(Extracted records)
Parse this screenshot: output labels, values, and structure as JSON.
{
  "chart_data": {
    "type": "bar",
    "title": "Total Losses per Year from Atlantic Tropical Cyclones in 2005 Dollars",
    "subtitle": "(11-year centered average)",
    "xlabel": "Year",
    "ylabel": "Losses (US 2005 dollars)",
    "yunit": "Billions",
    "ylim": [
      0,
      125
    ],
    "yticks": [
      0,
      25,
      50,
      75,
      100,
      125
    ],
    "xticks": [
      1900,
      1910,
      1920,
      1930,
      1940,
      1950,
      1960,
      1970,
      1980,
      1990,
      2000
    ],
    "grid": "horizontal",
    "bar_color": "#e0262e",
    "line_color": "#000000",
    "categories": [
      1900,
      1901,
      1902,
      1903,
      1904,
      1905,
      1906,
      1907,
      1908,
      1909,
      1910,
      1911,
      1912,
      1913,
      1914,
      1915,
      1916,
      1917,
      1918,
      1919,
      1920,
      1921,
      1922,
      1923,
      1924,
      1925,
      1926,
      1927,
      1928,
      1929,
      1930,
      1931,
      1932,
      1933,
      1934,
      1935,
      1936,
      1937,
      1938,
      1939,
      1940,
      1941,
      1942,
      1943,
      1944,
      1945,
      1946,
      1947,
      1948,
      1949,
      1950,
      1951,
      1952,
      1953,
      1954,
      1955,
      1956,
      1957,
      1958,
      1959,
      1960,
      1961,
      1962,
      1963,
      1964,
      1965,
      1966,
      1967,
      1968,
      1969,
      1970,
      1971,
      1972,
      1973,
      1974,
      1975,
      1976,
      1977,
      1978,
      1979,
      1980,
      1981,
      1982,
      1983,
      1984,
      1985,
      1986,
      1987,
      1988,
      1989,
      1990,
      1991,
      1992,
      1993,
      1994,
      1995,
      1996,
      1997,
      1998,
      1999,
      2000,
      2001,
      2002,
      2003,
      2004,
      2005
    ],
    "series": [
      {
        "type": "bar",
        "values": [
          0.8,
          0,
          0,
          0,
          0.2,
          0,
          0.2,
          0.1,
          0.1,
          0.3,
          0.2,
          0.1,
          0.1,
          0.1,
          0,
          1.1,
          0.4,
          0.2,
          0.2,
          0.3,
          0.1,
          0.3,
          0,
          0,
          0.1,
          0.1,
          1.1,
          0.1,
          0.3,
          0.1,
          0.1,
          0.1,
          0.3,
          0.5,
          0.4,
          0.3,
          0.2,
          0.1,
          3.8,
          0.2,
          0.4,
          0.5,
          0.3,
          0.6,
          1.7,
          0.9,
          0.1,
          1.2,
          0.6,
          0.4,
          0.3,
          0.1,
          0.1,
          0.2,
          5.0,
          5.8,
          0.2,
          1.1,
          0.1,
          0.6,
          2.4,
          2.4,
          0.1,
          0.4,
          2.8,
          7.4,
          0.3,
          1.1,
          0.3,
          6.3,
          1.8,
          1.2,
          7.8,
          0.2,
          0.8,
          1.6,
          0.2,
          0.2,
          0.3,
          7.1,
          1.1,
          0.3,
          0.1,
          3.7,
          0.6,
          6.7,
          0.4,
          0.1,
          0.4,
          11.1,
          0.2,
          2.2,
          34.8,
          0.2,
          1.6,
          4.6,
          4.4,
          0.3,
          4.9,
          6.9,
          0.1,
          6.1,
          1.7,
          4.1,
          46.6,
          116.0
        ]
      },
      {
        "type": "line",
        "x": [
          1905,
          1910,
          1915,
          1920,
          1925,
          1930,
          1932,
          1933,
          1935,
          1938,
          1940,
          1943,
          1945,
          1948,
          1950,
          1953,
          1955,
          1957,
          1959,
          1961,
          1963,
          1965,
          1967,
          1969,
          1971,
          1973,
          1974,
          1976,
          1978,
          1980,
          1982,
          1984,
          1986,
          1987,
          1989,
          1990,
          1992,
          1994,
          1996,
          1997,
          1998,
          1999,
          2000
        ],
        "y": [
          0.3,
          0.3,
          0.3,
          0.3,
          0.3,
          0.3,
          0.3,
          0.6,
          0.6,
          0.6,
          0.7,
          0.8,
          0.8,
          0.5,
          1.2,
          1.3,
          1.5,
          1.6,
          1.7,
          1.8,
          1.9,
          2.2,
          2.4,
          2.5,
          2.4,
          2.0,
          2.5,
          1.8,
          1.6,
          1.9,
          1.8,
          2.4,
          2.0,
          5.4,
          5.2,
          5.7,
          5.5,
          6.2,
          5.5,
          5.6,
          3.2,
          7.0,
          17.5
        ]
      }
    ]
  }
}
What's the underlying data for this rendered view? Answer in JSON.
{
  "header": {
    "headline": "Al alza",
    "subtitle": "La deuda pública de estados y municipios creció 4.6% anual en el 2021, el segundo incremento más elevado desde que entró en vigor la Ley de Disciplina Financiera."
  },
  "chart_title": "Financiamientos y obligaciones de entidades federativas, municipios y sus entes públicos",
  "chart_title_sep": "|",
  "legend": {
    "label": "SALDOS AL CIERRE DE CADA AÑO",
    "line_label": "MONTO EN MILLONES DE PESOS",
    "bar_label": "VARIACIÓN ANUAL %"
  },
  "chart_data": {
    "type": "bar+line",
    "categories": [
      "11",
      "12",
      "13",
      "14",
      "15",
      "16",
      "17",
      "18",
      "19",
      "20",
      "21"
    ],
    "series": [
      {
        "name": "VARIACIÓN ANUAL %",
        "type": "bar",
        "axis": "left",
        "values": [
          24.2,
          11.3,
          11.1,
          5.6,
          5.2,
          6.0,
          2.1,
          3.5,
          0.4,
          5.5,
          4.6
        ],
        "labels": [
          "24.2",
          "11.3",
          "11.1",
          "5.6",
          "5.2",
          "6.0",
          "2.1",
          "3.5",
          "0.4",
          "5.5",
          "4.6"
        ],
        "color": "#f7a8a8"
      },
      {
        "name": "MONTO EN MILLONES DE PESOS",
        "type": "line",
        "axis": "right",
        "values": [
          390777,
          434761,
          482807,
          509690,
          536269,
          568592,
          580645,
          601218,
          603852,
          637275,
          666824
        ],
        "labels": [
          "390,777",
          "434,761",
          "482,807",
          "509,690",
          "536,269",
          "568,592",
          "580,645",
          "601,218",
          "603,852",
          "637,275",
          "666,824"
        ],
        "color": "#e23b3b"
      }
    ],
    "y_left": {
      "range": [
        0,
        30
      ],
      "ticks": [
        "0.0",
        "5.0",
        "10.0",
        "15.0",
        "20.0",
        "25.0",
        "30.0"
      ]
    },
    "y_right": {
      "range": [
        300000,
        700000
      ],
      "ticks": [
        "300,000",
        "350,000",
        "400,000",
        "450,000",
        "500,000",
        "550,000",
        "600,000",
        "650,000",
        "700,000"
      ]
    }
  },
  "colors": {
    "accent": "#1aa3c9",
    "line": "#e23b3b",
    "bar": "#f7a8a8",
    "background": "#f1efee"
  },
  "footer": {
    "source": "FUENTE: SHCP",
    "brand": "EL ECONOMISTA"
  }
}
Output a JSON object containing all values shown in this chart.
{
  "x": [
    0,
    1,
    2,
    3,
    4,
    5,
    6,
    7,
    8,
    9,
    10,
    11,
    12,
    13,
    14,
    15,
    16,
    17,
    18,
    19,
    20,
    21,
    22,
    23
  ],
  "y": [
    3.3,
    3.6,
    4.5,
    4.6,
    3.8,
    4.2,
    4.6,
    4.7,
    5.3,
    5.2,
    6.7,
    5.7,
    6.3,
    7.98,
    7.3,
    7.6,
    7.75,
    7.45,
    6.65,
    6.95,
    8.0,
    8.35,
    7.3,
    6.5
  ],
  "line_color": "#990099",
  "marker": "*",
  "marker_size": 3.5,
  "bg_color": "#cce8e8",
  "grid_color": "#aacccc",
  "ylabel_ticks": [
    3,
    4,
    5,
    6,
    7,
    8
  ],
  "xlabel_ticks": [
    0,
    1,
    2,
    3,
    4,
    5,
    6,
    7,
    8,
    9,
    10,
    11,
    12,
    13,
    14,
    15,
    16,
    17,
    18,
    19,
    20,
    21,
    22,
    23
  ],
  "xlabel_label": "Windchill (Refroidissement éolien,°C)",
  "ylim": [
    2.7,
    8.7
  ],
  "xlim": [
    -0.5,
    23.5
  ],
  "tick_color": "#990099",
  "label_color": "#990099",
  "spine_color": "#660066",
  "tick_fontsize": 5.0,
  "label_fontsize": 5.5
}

What is asked: Copy out exactly the lines from the line with "Output a JSON" to the end of the listing, including both of those lines, and give nothing else.

Response to this exercise:
Output a JSON object containing all values shown in this chart.
{
  "x": [
    0,
    1,
    2,
    3,
    4,
    5,
    6,
    7,
    8,
    9,
    10,
    11,
    12,
    13,
    14,
    15,
    16,
    17,
    18,
    19,
    20,
    21,
    22,
    23
  ],
  "y": [
    3.3,
    3.6,
    4.5,
    4.6,
    3.8,
    4.2,
    4.6,
    4.7,
    5.3,
    5.2,
    6.7,
    5.7,
    6.3,
    7.98,
    7.3,
    7.6,
    7.75,
    7.45,
    6.65,
    6.95,
    8.0,
    8.35,
    7.3,
    6.5
  ],
  "line_color": "#990099",
  "marker": "*",
  "marker_size": 3.5,
  "bg_color": "#cce8e8",
  "grid_color": "#aacccc",
  "ylabel_ticks": [
    3,
    4,
    5,
    6,
    7,
    8
  ],
  "xlabel_ticks": [
    0,
    1,
    2,
    3,
    4,
    5,
    6,
    7,
    8,
    9,
    10,
    11,
    12,
    13,
    14,
    15,
    16,
    17,
    18,
    19,
    20,
    21,
    22,
    23
  ],
  "xlabel_label": "Windchill (Refroidissement éolien,°C)",
  "ylim": [
    2.7,
    8.7
  ],
  "xlim": [
    -0.5,
    23.5
  ],
  "tick_color": "#990099",
  "label_color": "#990099",
  "spine_color": "#660066",
  "tick_fontsize": 5.0,
  "label_fontsize": 5.5
}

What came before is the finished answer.